---------- Extracted data ----------

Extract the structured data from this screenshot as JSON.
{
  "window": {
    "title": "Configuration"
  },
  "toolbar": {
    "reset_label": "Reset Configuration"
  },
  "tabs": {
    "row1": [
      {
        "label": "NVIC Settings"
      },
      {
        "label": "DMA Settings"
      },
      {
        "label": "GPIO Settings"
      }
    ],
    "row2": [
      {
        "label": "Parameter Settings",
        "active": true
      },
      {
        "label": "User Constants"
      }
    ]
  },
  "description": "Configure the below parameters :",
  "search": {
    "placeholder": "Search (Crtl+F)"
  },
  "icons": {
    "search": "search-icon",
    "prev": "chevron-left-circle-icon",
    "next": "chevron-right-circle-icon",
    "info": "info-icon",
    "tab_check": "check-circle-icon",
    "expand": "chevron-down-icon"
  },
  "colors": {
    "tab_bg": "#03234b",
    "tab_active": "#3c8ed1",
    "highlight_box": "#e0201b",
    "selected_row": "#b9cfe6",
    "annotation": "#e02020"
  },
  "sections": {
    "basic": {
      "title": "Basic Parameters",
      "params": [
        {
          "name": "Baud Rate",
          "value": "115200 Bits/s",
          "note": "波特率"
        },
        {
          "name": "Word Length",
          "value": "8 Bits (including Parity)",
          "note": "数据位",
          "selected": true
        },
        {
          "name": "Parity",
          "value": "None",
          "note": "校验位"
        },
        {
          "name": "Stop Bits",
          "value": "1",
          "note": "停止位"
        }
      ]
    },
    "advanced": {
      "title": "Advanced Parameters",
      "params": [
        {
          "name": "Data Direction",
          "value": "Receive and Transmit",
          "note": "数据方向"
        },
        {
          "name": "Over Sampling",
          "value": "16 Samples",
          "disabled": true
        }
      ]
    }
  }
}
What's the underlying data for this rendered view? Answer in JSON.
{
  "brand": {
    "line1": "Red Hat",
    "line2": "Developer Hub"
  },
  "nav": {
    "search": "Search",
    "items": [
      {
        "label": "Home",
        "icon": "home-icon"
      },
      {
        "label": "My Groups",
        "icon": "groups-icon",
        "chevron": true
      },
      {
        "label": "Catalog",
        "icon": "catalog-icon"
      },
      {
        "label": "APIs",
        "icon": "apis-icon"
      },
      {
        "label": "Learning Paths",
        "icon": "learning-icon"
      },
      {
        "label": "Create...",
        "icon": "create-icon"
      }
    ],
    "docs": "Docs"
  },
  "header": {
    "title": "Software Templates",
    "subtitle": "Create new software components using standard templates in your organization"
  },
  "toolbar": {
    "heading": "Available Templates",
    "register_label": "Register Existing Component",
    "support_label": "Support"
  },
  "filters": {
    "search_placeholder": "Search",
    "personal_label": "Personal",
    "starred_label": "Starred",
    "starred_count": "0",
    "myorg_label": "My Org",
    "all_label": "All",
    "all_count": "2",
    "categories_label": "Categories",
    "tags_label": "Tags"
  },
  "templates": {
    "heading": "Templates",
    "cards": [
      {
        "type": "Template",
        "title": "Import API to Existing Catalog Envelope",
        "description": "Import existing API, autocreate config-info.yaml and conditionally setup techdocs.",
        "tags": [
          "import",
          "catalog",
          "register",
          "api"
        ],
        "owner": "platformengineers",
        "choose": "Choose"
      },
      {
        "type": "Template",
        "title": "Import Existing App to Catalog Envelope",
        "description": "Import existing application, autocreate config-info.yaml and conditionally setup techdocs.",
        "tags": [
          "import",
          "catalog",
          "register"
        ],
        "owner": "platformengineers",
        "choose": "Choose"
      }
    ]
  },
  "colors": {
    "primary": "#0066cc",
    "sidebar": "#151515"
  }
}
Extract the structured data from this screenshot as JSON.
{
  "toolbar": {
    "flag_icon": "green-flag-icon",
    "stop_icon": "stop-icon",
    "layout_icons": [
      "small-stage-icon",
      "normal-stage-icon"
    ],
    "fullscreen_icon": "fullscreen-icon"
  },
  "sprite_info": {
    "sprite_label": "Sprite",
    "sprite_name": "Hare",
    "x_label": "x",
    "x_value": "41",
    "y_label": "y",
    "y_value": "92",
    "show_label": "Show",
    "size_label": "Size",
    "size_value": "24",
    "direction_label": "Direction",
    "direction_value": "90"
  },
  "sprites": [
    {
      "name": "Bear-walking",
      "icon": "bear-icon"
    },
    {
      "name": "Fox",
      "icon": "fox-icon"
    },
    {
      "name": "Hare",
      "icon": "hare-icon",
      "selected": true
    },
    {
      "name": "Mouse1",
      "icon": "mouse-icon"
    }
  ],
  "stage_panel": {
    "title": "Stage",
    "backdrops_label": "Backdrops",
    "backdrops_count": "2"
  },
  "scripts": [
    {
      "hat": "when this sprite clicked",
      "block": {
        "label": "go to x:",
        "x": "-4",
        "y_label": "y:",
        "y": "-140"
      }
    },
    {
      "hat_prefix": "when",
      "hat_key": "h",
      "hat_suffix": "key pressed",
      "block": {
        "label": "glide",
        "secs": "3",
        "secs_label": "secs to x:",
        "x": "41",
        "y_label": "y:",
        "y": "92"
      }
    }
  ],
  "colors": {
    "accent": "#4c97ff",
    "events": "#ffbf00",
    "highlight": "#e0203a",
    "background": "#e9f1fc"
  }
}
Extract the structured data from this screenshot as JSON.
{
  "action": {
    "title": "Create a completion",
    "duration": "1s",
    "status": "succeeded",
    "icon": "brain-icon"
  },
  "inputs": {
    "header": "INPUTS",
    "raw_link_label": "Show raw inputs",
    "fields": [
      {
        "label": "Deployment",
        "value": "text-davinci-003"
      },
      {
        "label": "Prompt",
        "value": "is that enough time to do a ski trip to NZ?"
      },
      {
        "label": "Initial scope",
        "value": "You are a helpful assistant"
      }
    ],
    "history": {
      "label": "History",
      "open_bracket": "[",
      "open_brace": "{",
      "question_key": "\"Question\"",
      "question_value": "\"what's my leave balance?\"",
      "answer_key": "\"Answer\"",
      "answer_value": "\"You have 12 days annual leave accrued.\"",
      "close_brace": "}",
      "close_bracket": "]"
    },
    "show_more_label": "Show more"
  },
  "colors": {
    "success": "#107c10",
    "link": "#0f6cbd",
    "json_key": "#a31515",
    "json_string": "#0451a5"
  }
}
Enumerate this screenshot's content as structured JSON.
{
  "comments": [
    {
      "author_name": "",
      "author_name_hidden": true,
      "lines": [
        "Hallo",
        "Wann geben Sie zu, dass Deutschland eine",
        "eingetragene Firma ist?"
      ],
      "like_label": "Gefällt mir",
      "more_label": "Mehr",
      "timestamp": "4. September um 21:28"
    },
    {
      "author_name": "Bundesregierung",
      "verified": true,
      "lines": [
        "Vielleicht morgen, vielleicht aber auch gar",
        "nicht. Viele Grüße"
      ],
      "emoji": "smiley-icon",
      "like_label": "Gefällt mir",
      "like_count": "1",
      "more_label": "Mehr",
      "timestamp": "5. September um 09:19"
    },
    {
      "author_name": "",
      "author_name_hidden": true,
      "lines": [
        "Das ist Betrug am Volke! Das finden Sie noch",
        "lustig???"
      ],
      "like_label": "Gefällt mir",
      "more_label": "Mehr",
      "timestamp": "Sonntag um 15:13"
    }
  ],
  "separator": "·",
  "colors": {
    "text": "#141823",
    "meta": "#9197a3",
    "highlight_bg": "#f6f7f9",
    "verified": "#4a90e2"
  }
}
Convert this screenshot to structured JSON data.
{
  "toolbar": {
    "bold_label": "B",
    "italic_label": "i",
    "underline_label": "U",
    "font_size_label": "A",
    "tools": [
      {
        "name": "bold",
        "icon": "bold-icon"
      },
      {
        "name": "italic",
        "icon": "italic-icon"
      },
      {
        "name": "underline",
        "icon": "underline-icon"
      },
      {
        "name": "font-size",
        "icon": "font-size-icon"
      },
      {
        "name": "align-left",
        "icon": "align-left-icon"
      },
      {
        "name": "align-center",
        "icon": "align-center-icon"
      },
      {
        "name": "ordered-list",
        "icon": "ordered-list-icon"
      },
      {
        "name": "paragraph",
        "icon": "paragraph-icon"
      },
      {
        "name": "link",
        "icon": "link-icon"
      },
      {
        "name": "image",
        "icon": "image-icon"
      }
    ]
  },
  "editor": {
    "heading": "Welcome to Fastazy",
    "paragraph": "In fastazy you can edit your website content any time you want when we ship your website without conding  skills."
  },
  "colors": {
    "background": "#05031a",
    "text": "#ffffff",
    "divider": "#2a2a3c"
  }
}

----------

Given exercise »
What is the number of lines that hold the string "list"? Reply with that number alone.

Solution to this problem »
2